| Objective |
Among the entries below, find the lines with "true" and copy them.

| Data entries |
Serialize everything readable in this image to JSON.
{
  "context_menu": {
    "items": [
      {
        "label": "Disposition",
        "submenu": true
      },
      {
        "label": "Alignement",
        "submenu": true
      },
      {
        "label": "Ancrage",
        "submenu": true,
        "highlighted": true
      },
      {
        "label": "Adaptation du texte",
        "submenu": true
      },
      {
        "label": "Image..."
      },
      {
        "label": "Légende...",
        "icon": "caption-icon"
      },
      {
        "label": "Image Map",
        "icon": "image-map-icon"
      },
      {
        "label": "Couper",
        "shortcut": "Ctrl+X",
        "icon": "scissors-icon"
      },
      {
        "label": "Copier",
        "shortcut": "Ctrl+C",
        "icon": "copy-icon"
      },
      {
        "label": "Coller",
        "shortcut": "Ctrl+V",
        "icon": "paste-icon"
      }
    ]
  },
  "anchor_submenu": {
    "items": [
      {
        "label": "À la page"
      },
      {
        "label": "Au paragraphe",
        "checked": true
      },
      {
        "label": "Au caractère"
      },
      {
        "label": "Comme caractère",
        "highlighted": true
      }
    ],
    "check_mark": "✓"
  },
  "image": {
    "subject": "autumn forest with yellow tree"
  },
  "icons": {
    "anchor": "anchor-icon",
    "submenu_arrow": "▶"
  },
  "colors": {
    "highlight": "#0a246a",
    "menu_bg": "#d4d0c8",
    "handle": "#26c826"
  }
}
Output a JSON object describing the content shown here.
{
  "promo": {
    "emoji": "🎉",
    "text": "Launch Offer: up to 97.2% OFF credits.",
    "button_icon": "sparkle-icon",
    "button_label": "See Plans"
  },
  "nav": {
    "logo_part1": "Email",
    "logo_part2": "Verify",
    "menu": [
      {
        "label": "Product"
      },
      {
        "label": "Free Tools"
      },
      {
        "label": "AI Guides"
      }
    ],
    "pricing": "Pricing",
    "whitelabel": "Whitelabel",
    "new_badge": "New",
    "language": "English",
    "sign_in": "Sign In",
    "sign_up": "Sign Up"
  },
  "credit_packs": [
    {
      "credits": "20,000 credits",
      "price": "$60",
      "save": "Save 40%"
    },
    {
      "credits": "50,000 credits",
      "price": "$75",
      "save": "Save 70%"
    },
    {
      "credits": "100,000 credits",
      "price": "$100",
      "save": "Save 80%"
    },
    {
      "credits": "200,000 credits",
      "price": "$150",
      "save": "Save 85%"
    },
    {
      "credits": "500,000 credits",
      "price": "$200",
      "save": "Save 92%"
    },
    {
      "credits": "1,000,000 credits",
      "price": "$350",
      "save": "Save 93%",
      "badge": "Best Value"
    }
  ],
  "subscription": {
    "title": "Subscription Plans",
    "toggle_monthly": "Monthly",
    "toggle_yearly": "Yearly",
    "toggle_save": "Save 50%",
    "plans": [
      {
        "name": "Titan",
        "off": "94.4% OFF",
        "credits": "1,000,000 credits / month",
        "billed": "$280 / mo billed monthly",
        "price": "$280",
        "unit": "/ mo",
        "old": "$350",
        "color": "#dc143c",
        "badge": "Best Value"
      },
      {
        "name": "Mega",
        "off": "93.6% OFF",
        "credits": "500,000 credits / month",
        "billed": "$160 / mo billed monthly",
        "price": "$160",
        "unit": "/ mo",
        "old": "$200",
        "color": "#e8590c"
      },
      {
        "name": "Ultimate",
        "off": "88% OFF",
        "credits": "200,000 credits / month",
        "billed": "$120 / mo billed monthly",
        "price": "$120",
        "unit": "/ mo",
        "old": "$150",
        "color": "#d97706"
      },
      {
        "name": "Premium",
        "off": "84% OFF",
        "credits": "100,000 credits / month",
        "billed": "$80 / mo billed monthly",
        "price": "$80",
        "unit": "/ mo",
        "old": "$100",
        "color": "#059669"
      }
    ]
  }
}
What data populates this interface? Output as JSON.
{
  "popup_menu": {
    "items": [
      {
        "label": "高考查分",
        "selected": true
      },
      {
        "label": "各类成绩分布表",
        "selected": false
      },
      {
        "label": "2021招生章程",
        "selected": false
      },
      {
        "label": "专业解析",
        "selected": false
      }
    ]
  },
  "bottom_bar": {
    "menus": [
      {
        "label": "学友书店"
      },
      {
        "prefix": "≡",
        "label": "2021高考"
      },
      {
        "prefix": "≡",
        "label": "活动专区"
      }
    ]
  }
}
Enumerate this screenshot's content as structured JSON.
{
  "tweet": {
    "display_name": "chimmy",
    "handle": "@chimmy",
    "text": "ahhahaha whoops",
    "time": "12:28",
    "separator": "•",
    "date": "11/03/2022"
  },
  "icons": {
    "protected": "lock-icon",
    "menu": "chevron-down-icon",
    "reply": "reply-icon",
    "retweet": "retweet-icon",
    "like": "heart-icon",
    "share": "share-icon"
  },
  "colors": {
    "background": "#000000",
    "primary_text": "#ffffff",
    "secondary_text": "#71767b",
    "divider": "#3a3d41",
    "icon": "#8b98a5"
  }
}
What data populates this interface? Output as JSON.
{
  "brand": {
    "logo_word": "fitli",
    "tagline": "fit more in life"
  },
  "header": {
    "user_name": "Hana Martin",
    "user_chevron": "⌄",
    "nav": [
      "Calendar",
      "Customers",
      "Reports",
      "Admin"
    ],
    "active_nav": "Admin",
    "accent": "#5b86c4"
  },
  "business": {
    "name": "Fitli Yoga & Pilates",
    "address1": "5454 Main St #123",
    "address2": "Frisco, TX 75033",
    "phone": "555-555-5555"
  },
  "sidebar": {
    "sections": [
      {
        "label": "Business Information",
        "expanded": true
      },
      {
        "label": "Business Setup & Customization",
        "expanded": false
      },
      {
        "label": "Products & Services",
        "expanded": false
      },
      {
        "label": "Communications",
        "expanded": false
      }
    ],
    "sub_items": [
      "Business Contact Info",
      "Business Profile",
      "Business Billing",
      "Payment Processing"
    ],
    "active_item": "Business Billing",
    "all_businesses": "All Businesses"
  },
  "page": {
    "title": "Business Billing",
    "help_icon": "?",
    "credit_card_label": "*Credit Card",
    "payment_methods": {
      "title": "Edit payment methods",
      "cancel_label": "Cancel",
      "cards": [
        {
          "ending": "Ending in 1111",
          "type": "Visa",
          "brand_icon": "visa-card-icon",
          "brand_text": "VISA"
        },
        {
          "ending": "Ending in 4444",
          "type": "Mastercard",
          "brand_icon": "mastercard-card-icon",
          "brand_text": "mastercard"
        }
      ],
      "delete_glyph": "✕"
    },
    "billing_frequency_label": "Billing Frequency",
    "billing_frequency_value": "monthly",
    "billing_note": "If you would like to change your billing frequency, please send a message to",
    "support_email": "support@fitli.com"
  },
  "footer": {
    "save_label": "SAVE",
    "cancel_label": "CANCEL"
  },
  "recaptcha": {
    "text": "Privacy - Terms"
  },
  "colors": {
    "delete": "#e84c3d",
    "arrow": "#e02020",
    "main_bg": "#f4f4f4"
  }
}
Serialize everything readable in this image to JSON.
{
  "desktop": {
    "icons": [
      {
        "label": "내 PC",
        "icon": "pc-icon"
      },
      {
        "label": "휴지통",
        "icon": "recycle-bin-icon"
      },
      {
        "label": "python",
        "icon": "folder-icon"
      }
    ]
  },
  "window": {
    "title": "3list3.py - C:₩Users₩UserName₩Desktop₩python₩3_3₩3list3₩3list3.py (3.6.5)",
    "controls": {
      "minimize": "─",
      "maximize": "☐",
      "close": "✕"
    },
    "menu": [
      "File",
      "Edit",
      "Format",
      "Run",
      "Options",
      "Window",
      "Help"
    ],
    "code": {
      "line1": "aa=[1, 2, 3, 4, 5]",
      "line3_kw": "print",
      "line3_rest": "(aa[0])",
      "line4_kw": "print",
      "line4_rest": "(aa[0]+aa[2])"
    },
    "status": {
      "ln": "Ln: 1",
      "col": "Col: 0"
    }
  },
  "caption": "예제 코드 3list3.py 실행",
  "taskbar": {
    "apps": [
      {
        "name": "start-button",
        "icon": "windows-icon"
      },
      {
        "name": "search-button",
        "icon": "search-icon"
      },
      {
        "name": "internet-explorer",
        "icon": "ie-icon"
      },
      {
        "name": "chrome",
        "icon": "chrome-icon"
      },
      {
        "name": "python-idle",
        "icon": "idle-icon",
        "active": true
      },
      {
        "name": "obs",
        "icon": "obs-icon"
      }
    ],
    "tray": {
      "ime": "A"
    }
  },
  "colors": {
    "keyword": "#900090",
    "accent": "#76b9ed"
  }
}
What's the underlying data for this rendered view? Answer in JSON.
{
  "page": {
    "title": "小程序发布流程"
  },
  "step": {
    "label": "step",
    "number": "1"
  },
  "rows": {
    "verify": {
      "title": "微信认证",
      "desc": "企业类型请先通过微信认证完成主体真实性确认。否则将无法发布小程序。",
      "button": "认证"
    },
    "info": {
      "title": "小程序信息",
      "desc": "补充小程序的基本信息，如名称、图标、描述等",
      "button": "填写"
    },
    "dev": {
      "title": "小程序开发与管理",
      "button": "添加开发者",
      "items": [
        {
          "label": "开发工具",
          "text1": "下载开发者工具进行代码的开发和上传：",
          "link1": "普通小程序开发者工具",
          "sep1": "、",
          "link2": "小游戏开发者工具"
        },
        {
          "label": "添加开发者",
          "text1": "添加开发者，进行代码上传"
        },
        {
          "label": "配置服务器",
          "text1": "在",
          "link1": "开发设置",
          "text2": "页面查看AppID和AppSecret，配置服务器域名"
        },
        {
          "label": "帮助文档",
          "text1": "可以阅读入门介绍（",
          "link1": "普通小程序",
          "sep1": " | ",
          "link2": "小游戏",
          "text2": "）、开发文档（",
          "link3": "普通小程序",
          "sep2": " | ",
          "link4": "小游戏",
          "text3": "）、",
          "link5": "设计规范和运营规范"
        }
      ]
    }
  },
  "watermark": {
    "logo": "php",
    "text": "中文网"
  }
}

| Solution to this problem |
        "submenu": true
        "submenu": true
        "submenu": true,
        "highlighted": true
        "submenu": true
        "checked": true
        "highlighted": true
        "selected": true
        "expanded": true
        "active": true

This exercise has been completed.